Given information:
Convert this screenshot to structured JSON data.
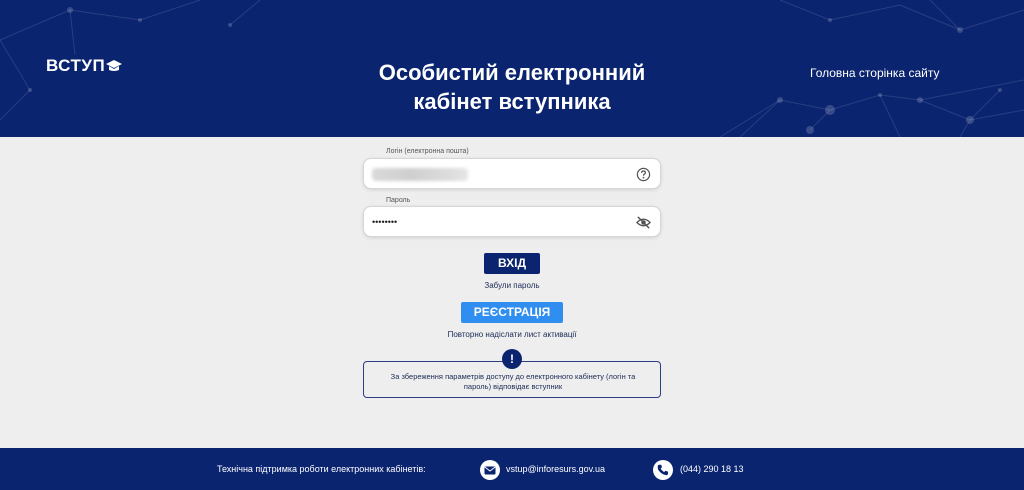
{
  "header": {
    "logo_text": "ВСТУП",
    "title_line1": "Особистий електронний",
    "title_line2": "кабінет вступника",
    "home_link": "Головна сторінка сайту"
  },
  "form": {
    "login_label": "Логін (електронна пошта)",
    "login_value": "",
    "password_label": "Пароль",
    "password_value": "••••••••",
    "login_button": "ВХІД",
    "forgot_link": "Забули пароль",
    "register_button": "РЕЄСТРАЦІЯ",
    "resend_link": "Повторно надіслати лист активації"
  },
  "notice": {
    "badge": "!",
    "text": "За збереження параметрів доступу до електронного кабінету (логін та пароль) відповідає вступник"
  },
  "footer": {
    "support_text": "Технічна підтримка роботи електронних кабінетів:",
    "email": "vstup@inforesurs.gov.ua",
    "phone": "(044) 290 18 13"
  },
  "icons": {
    "help": "help-circle-icon",
    "visibility": "eye-off-icon",
    "email": "envelope-icon",
    "phone": "phone-icon"
  },
  "colors": {
    "header_bg": "#0b2470",
    "register_bg": "#2f8ef0",
    "page_bg": "#eeeeee"
  }
}
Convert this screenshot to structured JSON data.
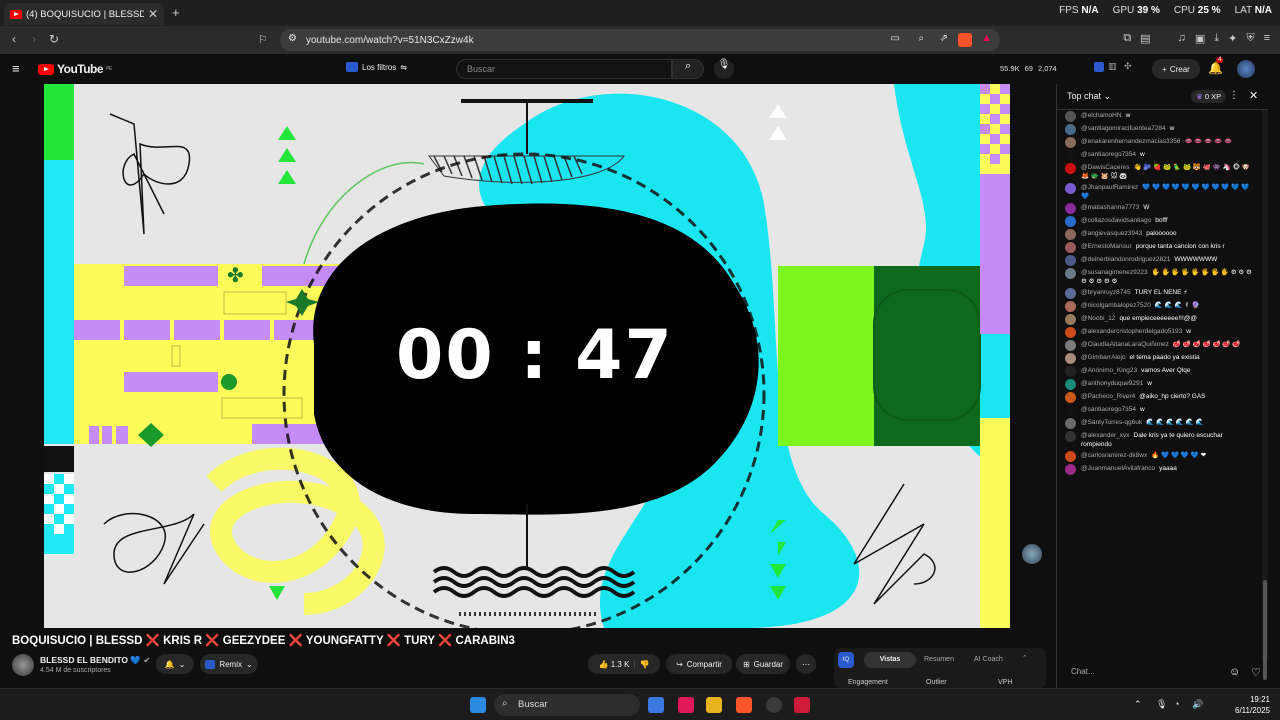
{
  "browser": {
    "tab_title": "(4) BOQUISUCIO | BLESSD ❌",
    "url": "youtube.com/watch?v=51N3CxZzw4k",
    "stats": [
      {
        "label": "FPS",
        "value": "N/A"
      },
      {
        "label": "GPU",
        "value": "39 %"
      },
      {
        "label": "CPU",
        "value": "25 %"
      },
      {
        "label": "LAT",
        "value": "N/A"
      }
    ]
  },
  "youtube": {
    "logo_text": "YouTube",
    "region": "PE",
    "filters_label": "Los filtros",
    "search_placeholder": "Buscar",
    "counts": [
      "55.9K",
      "69",
      "2,074"
    ],
    "create_label": "Crear",
    "notification_count": "4"
  },
  "video": {
    "timer": "00 : 47",
    "title": "BOQUISUCIO | BLESSD ❌ KRIS R ❌ GEEZYDEE ❌ YOUNGFATTY ❌ TURY ❌ CARABIN3",
    "channel": "BLESSD EL BENDITO 💙",
    "subscribers": "4.54 M de suscriptores",
    "remix_label": "Remix",
    "likes": "1.3 K",
    "share_label": "Compartir",
    "save_label": "Guardar"
  },
  "analytics": {
    "tabs": [
      "Vistas",
      "Resumen",
      "AI Coach"
    ],
    "columns": [
      "Engagement",
      "Outlier",
      "VPH"
    ]
  },
  "chat": {
    "mode_label": "Top chat",
    "xp_label": "0 XP",
    "input_placeholder": "Chat...",
    "messages": [
      {
        "user": "@elchamoHN",
        "text": "w",
        "color": "#555"
      },
      {
        "user": "@santiagomiracifuentea7284",
        "text": "w",
        "color": "#4a6a8a"
      },
      {
        "user": "@enakarenhernandezmacias3356",
        "text": "👄 👄 👄 👄 👄",
        "color": "#8a6a5a"
      },
      {
        "user": "@santiaorego7354",
        "text": "w",
        "color": "#111"
      },
      {
        "user": "@DawisCaceres",
        "text": "👋 🫐 🍓 🐸 🦜 🐸 🐯 🐙 👾 🦄 🐵 🐶 🦊 🐲 🐹 🐭 🐼",
        "color": "#cc1010"
      },
      {
        "user": "@JhanpaulRamirez",
        "text": "💙 💙 💙 💙 💙 💙 💙 💙 💙 💙 💙 💙",
        "color": "#7a5acc"
      },
      {
        "user": "@matiashanna7773",
        "text": "W",
        "color": "#8a2a9a"
      },
      {
        "user": "@collazosdavidsantiago",
        "text": "bofff",
        "color": "#2a6acc"
      },
      {
        "user": "@angievasquez3943",
        "text": "paloooooo",
        "color": "#8a6a5a"
      },
      {
        "user": "@ErnestoMansur",
        "text": "porque tanta cancion con kris r",
        "color": "#9a5a5a"
      },
      {
        "user": "@deinerblandonrodriguez2821",
        "text": "WWWWWWW",
        "color": "#4a5a8a"
      },
      {
        "user": "@susanagimenez9223",
        "text": "🖐 🖐 🖐 🖐 🖐 🖐 🖐 🖐 ⚙ ⚙ ⚙ ⚙ ⚙ ⚙ ⚙ ⚙",
        "color": "#6a7a8a"
      },
      {
        "user": "@bryanruyz8745",
        "text": "TURY EL NENE ⚡",
        "color": "#5a6a9a"
      },
      {
        "user": "@nicolgambalopez7520",
        "text": "🌊 🌊 🌊 ✌ 🔮",
        "color": "#aa6a5a"
      },
      {
        "user": "@Noobi_12",
        "text": "que empieceeeeeee!!!@@",
        "color": "#9a7a5a"
      },
      {
        "user": "@alexandercristopherdelgado5193",
        "text": "w",
        "color": "#cc4a1a"
      },
      {
        "user": "@ClaudiaAitanaLaraQuiñonez",
        "text": "🥩 🥩 🥩 🥩 🥩 🥩 🥩",
        "color": "#7a7a7a"
      },
      {
        "user": "@GimbarrAlejo",
        "text": "el tema paado ya existia",
        "color": "#aa8a7a"
      },
      {
        "user": "@Anónimo_King23",
        "text": "vamos Aver Qlqe",
        "color": "#222"
      },
      {
        "user": "@anthonyduque9291",
        "text": "w",
        "color": "#1a8a7a"
      },
      {
        "user": "@Pacheco_River4",
        "text": "@aiko_hp cierto? GAS",
        "color": "#cc5a1a"
      },
      {
        "user": "@santiaorego7354",
        "text": "w",
        "color": "#111"
      },
      {
        "user": "@SantyTorres-qg6uk",
        "text": "🌊 🌊 🌊 🌊 🌊 🌊",
        "color": "#6a6a6a"
      },
      {
        "user": "@alexander_xvx",
        "text": "Dale kris ya te quiero escuchar rompiendo",
        "color": "#333"
      },
      {
        "user": "@carlosramirez-dk8wx",
        "text": "🔥 💙 💙 💙 💙 ❤",
        "color": "#cc4a1a"
      },
      {
        "user": "@JuanmanuelÁvilafranco",
        "text": "yaaaa",
        "color": "#9a2a8a"
      }
    ]
  },
  "taskbar": {
    "search_label": "Buscar",
    "time": "19:21",
    "date": "6/11/2025"
  }
}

What to produce: All of the material above is to be copied exactly, except for its images.

Output:
Convert this screenshot to structured JSON data.
{
  "header": {
    "logo_text": "ВСТУП",
    "title_line1": "Особистий електронний",
    "title_line2": "кабінет вступника",
    "home_link": "Головна сторінка сайту"
  },
  "form": {
    "login_label": "Логін (електронна пошта)",
    "login_value": "",
    "password_label": "Пароль",
    "password_value": "••••••••",
    "login_button": "ВХІД",
    "forgot_link": "Забули пароль",
    "register_button": "РЕЄСТРАЦІЯ",
    "resend_link": "Повторно надіслати лист активації"
  },
  "notice": {
    "badge": "!",
    "text": "За збереження параметрів доступу до електронного кабінету (логін та пароль) відповідає вступник"
  },
  "footer": {
    "support_text": "Технічна підтримка роботи електронних кабінетів:",
    "email": "vstup@inforesurs.gov.ua",
    "phone": "(044) 290 18 13"
  },
  "icons": {
    "help": "help-circle-icon",
    "visibility": "eye-off-icon",
    "email": "envelope-icon",
    "phone": "phone-icon"
  },
  "colors": {
    "header_bg": "#0b2470",
    "register_bg": "#2f8ef0",
    "page_bg": "#eeeeee"
  }
}
Convert this screenshot to structured JSON data.
{
  "browser": {
    "tab_title": "(4) BOQUISUCIO | BLESSD ❌",
    "url": "youtube.com/watch?v=51N3CxZzw4k",
    "stats": [
      {
        "label": "FPS",
        "value": "N/A"
      },
      {
        "label": "GPU",
        "value": "39 %"
      },
      {
        "label": "CPU",
        "value": "25 %"
      },
      {
        "label": "LAT",
        "value": "N/A"
      }
    ]
  },
  "youtube": {
    "logo_text": "YouTube",
    "region": "PE",
    "filters_label": "Los filtros",
    "search_placeholder": "Buscar",
    "counts": [
      "55.9K",
      "69",
      "2,074"
    ],
    "create_label": "Crear",
    "notification_count": "4"
  },
  "video": {
    "timer": "00 : 47",
    "title": "BOQUISUCIO | BLESSD ❌ KRIS R ❌ GEEZYDEE ❌ YOUNGFATTY ❌ TURY ❌ CARABIN3",
    "channel": "BLESSD EL BENDITO 💙",
    "subscribers": "4.54 M de suscriptores",
    "remix_label": "Remix",
    "likes": "1.3 K",
    "share_label": "Compartir",
    "save_label": "Guardar"
  },
  "analytics": {
    "tabs": [
      "Vistas",
      "Resumen",
      "AI Coach"
    ],
    "columns": [
      "Engagement",
      "Outlier",
      "VPH"
    ]
  },
  "chat": {
    "mode_label": "Top chat",
    "xp_label": "0 XP",
    "input_placeholder": "Chat...",
    "messages": [
      {
        "user": "@elchamoHN",
        "text": "w",
        "color": "#555"
      },
      {
        "user": "@santiagomiracifuentea7284",
        "text": "w",
        "color": "#4a6a8a"
      },
      {
        "user": "@enakarenhernandezmacias3356",
        "text": "👄 👄 👄 👄 👄",
        "color": "#8a6a5a"
      },
      {
        "user": "@santiaorego7354",
        "text": "w",
        "color": "#111"
      },
      {
        "user": "@DawisCaceres",
        "text": "👋 🫐 🍓 🐸 🦜 🐸 🐯 🐙 👾 🦄 🐵 🐶 🦊 🐲 🐹 🐭 🐼",
        "color": "#cc1010"
      },
      {
        "user": "@JhanpaulRamirez",
        "text": "💙 💙 💙 💙 💙 💙 💙 💙 💙 💙 💙 💙",
        "color": "#7a5acc"
      },
      {
        "user": "@matiashanna7773",
        "text": "W",
        "color": "#8a2a9a"
      },
      {
        "user": "@collazosdavidsantiago",
        "text": "bofff",
        "color": "#2a6acc"
      },
      {
        "user": "@angievasquez3943",
        "text": "paloooooo",
        "color": "#8a6a5a"
      },
      {
        "user": "@ErnestoMansur",
        "text": "porque tanta cancion con kris r",
        "color": "#9a5a5a"
      },
      {
        "user": "@deinerblandonrodriguez2821",
        "text": "WWWWWWW",
        "color": "#4a5a8a"
      },
      {
        "user": "@susanagimenez9223",
        "text": "🖐 🖐 🖐 🖐 🖐 🖐 🖐 🖐 ⚙ ⚙ ⚙ ⚙ ⚙ ⚙ ⚙ ⚙",
        "color": "#6a7a8a"
      },
      {
        "user": "@bryanruyz8745",
        "text": "TURY EL NENE ⚡",
        "color": "#5a6a9a"
      },
      {
        "user": "@nicolgambalopez7520",
        "text": "🌊 🌊 🌊 ✌ 🔮",
        "color": "#aa6a5a"
      },
      {
        "user": "@Noobi_12",
        "text": "que empieceeeeeee!!!@@",
        "color": "#9a7a5a"
      },
      {
        "user": "@alexandercristopherdelgado5193",
        "text": "w",
        "color": "#cc4a1a"
      },
      {
        "user": "@ClaudiaAitanaLaraQuiñonez",
        "text": "🥩 🥩 🥩 🥩 🥩 🥩 🥩",
        "color": "#7a7a7a"
      },
      {
        "user": "@GimbarrAlejo",
        "text": "el tema paado ya existia",
        "color": "#aa8a7a"
      },
      {
        "user": "@Anónimo_King23",
        "text": "vamos Aver Qlqe",
        "color": "#222"
      },
      {
        "user": "@anthonyduque9291",
        "text": "w",
        "color": "#1a8a7a"
      },
      {
        "user": "@Pacheco_River4",
        "text": "@aiko_hp cierto? GAS",
        "color": "#cc5a1a"
      },
      {
        "user": "@santiaorego7354",
        "text": "w",
        "color": "#111"
      },
      {
        "user": "@SantyTorres-qg6uk",
        "text": "🌊 🌊 🌊 🌊 🌊 🌊",
        "color": "#6a6a6a"
      },
      {
        "user": "@alexander_xvx",
        "text": "Dale kris ya te quiero escuchar rompiendo",
        "color": "#333"
      },
      {
        "user": "@carlosramirez-dk8wx",
        "text": "🔥 💙 💙 💙 💙 ❤",
        "color": "#cc4a1a"
      },
      {
        "user": "@JuanmanuelÁvilafranco",
        "text": "yaaaa",
        "color": "#9a2a8a"
      }
    ]
  },
  "taskbar": {
    "search_label": "Buscar",
    "time": "19:21",
    "date": "6/11/2025"
  }
}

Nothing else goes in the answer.